## Problem to solve
Write every line out verbatim and omit the pictures.

Stored entries:
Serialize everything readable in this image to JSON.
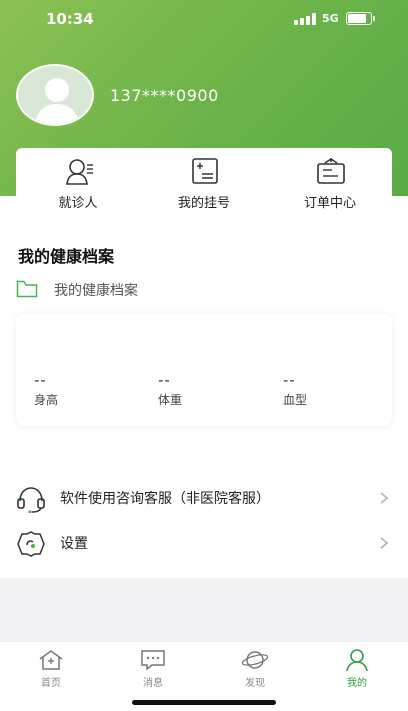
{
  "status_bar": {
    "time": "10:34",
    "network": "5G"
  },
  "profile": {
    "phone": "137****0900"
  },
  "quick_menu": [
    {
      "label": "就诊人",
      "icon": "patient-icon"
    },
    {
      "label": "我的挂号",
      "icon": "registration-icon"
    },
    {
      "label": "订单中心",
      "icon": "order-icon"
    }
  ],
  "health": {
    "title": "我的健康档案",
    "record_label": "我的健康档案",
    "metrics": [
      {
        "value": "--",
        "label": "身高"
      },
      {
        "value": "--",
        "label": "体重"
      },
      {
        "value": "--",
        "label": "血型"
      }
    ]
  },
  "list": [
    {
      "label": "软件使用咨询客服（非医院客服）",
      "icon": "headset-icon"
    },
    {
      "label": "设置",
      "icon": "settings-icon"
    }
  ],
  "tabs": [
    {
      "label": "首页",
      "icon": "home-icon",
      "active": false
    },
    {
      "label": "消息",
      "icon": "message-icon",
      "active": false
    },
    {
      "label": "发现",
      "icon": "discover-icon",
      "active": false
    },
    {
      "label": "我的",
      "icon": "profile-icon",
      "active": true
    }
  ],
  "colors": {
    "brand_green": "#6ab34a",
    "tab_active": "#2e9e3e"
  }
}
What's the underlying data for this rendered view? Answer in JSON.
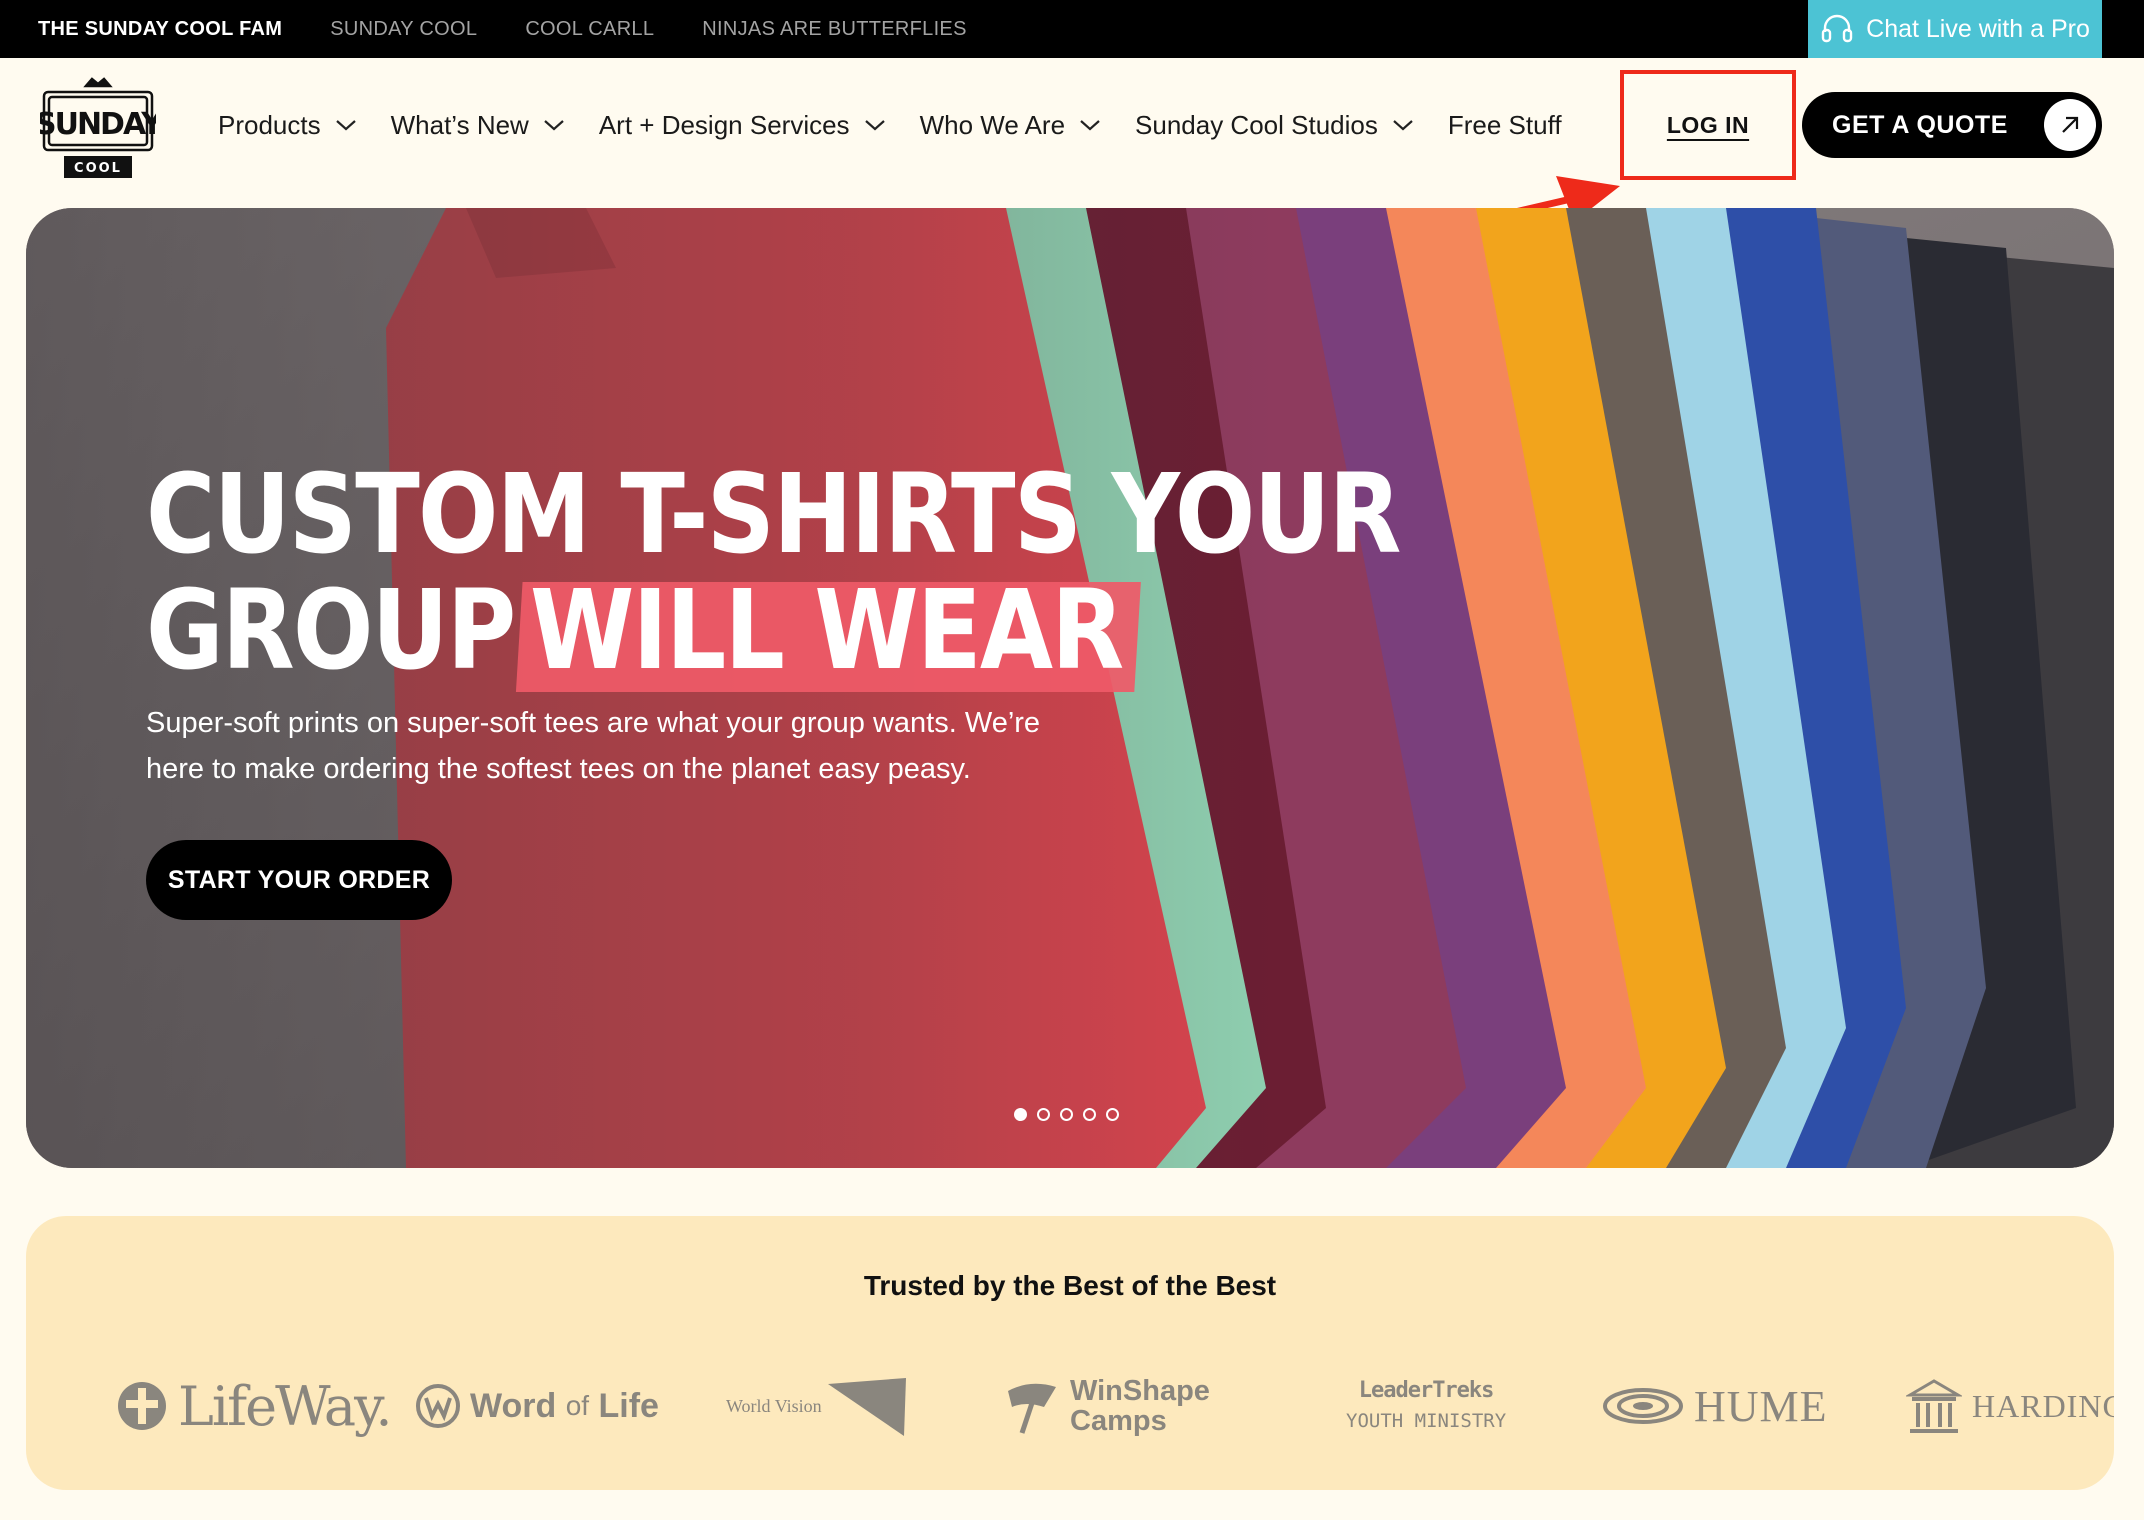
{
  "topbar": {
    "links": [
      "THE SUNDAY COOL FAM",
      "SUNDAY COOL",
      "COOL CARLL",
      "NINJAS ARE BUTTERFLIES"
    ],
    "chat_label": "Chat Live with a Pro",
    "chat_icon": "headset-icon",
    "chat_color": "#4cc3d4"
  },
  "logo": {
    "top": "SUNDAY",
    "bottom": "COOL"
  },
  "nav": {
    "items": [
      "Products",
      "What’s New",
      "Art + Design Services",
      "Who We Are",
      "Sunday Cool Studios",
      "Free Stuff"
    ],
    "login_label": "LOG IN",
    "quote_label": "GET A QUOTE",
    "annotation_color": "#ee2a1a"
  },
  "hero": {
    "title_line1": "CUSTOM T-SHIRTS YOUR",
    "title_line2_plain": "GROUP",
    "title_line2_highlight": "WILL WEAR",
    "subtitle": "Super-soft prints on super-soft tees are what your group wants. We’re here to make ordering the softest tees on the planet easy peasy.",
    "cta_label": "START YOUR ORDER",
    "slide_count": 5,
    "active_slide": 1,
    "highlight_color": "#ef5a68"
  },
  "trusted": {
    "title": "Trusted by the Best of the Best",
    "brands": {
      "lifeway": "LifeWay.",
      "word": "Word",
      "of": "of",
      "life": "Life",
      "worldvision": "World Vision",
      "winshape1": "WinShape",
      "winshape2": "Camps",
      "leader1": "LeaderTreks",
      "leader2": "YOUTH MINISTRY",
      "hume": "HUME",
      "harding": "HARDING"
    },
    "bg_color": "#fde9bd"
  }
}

## Finished answer
Serialize everything readable in this image to JSON.
{
  "status_bar": {
    "time": "10:34",
    "network": "5G"
  },
  "profile": {
    "phone": "137****0900"
  },
  "quick_menu": [
    {
      "label": "就诊人",
      "icon": "patient-icon"
    },
    {
      "label": "我的挂号",
      "icon": "registration-icon"
    },
    {
      "label": "订单中心",
      "icon": "order-icon"
    }
  ],
  "health": {
    "title": "我的健康档案",
    "record_label": "我的健康档案",
    "metrics": [
      {
        "value": "--",
        "label": "身高"
      },
      {
        "value": "--",
        "label": "体重"
      },
      {
        "value": "--",
        "label": "血型"
      }
    ]
  },
  "list": [
    {
      "label": "软件使用咨询客服（非医院客服）",
      "icon": "headset-icon"
    },
    {
      "label": "设置",
      "icon": "settings-icon"
    }
  ],
  "tabs": [
    {
      "label": "首页",
      "icon": "home-icon",
      "active": false
    },
    {
      "label": "消息",
      "icon": "message-icon",
      "active": false
    },
    {
      "label": "发现",
      "icon": "discover-icon",
      "active": false
    },
    {
      "label": "我的",
      "icon": "profile-icon",
      "active": true
    }
  ],
  "colors": {
    "brand_green": "#6ab34a",
    "tab_active": "#2e9e3e"
  }
}
What's the underlying data for this rendered view? Answer in JSON.
{
  "topbar": {
    "links": [
      "THE SUNDAY COOL FAM",
      "SUNDAY COOL",
      "COOL CARLL",
      "NINJAS ARE BUTTERFLIES"
    ],
    "chat_label": "Chat Live with a Pro",
    "chat_icon": "headset-icon",
    "chat_color": "#4cc3d4"
  },
  "logo": {
    "top": "SUNDAY",
    "bottom": "COOL"
  },
  "nav": {
    "items": [
      "Products",
      "What’s New",
      "Art + Design Services",
      "Who We Are",
      "Sunday Cool Studios",
      "Free Stuff"
    ],
    "login_label": "LOG IN",
    "quote_label": "GET A QUOTE",
    "annotation_color": "#ee2a1a"
  },
  "hero": {
    "title_line1": "CUSTOM T-SHIRTS YOUR",
    "title_line2_plain": "GROUP",
    "title_line2_highlight": "WILL WEAR",
    "subtitle": "Super-soft prints on super-soft tees are what your group wants. We’re here to make ordering the softest tees on the planet easy peasy.",
    "cta_label": "START YOUR ORDER",
    "slide_count": 5,
    "active_slide": 1,
    "highlight_color": "#ef5a68"
  },
  "trusted": {
    "title": "Trusted by the Best of the Best",
    "brands": {
      "lifeway": "LifeWay.",
      "word": "Word",
      "of": "of",
      "life": "Life",
      "worldvision": "World Vision",
      "winshape1": "WinShape",
      "winshape2": "Camps",
      "leader1": "LeaderTreks",
      "leader2": "YOUTH MINISTRY",
      "hume": "HUME",
      "harding": "HARDING"
    },
    "bg_color": "#fde9bd"
  }
}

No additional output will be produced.